## [THE REQUEST]
From the entries below, gather each line containing the word "bottom".

## [ITEMS]
* * * * *
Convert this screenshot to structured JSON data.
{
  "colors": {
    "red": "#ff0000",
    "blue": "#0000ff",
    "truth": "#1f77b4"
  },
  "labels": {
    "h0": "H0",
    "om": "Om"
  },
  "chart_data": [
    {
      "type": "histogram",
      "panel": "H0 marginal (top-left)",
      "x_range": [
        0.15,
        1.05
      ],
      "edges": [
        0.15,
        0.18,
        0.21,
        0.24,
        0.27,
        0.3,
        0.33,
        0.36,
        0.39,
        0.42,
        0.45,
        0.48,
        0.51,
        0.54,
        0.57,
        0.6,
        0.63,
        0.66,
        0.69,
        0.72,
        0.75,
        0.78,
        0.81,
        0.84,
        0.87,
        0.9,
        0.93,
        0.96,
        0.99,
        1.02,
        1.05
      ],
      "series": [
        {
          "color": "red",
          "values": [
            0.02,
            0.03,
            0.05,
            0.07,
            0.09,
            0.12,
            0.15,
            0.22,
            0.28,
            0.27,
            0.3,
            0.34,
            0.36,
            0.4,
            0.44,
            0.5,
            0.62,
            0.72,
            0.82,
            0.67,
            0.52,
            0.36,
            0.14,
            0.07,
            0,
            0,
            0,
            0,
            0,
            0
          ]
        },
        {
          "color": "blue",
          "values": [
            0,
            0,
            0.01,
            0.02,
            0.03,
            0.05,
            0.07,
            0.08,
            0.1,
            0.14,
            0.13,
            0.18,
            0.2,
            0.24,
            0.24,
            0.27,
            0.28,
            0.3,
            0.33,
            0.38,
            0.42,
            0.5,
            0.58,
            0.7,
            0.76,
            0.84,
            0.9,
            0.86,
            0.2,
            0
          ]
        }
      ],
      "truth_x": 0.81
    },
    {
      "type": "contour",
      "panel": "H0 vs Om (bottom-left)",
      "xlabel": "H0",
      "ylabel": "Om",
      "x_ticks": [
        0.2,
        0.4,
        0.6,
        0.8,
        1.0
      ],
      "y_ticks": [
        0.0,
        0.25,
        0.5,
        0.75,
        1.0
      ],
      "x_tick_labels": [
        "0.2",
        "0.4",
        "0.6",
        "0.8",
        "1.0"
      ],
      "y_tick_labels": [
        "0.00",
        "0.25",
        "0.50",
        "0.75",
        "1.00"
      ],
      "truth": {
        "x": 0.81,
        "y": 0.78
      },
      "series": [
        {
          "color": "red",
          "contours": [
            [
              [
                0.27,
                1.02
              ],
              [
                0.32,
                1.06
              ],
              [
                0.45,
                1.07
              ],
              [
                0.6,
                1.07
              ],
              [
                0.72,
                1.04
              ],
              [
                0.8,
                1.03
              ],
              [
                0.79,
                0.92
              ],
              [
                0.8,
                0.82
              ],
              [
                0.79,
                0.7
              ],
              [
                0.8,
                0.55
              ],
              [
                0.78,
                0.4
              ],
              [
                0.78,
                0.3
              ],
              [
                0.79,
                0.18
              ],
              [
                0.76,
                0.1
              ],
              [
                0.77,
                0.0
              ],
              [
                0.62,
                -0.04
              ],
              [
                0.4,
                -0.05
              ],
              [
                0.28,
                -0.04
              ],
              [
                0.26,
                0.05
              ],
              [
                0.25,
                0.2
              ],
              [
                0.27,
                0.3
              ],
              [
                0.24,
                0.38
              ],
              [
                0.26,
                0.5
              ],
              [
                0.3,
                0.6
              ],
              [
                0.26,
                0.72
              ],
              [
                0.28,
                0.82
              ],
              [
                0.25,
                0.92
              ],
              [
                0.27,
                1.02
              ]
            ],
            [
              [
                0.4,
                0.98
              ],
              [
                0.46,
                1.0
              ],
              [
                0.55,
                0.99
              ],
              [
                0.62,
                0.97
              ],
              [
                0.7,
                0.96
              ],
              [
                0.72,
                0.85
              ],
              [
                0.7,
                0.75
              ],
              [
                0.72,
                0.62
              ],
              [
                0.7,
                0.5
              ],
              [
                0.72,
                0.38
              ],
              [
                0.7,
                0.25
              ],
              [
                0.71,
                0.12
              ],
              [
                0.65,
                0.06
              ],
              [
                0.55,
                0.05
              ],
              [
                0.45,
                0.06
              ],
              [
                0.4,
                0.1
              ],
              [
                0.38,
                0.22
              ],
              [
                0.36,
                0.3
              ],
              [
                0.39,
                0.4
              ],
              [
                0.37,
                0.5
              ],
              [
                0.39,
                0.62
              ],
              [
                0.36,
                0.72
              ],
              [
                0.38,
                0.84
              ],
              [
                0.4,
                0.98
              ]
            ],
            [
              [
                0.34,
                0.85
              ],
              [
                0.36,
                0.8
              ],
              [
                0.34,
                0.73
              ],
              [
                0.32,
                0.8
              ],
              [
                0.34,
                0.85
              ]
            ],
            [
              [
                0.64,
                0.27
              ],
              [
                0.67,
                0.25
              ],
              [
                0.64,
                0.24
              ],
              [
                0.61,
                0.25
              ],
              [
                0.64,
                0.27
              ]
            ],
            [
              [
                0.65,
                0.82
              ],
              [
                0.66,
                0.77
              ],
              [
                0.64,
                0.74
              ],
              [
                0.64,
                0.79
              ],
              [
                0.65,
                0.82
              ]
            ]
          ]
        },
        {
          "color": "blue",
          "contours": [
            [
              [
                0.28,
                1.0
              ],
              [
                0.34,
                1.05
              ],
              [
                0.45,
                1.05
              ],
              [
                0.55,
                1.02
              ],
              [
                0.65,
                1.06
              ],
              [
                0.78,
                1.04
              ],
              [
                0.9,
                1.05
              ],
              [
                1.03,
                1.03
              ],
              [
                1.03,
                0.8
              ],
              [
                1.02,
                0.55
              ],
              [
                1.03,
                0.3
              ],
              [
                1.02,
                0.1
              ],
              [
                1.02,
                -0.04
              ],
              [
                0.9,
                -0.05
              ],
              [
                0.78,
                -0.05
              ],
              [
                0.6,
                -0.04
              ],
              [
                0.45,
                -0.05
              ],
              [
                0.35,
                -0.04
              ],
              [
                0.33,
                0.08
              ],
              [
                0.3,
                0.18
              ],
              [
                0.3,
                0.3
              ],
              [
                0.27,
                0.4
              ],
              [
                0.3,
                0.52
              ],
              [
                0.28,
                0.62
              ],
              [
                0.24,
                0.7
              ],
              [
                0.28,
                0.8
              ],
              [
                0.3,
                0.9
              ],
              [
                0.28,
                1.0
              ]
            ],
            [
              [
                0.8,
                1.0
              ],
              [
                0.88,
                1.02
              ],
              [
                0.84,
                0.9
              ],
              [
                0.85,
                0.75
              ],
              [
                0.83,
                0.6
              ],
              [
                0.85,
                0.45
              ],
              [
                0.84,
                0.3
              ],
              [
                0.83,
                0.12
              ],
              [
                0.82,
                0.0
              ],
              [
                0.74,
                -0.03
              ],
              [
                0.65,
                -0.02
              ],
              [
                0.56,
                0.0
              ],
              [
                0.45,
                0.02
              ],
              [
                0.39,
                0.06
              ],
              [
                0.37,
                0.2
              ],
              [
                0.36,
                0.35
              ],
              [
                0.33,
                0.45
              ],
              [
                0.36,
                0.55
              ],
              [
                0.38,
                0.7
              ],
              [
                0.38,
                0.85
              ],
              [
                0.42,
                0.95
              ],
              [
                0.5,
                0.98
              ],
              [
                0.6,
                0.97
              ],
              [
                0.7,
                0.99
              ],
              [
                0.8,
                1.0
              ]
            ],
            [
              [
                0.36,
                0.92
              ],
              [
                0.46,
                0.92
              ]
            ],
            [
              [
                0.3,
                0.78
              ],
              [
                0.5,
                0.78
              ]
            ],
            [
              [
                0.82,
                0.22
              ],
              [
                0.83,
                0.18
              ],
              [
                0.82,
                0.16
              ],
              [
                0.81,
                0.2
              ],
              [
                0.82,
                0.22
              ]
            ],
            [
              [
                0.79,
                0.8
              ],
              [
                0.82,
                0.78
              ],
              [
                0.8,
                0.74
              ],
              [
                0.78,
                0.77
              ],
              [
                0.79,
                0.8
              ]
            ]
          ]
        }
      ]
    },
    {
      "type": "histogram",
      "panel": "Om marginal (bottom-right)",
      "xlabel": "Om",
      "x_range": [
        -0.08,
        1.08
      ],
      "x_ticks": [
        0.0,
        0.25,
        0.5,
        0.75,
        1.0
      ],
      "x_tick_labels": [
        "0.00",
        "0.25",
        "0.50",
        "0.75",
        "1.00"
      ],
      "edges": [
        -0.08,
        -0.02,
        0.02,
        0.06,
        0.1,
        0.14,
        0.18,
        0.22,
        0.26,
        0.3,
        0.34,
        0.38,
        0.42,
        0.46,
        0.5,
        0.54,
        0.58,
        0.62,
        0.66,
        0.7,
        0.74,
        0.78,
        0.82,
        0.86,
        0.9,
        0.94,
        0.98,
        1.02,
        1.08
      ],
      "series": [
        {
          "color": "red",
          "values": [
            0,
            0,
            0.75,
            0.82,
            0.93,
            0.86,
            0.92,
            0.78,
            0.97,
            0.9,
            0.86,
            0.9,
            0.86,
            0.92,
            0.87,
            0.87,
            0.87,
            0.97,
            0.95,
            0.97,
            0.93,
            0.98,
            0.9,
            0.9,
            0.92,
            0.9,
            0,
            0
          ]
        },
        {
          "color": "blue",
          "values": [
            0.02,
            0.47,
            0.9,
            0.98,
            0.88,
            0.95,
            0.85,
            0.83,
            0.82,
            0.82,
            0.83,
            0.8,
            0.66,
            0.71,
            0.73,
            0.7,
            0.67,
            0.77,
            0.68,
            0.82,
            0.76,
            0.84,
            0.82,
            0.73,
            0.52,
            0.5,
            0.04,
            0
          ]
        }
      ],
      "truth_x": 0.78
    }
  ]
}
* * * * *
## [WRITTEN SOLUTION]
      "panel": "H0 vs Om (bottom-left)",
      "panel": "Om marginal (bottom-right)",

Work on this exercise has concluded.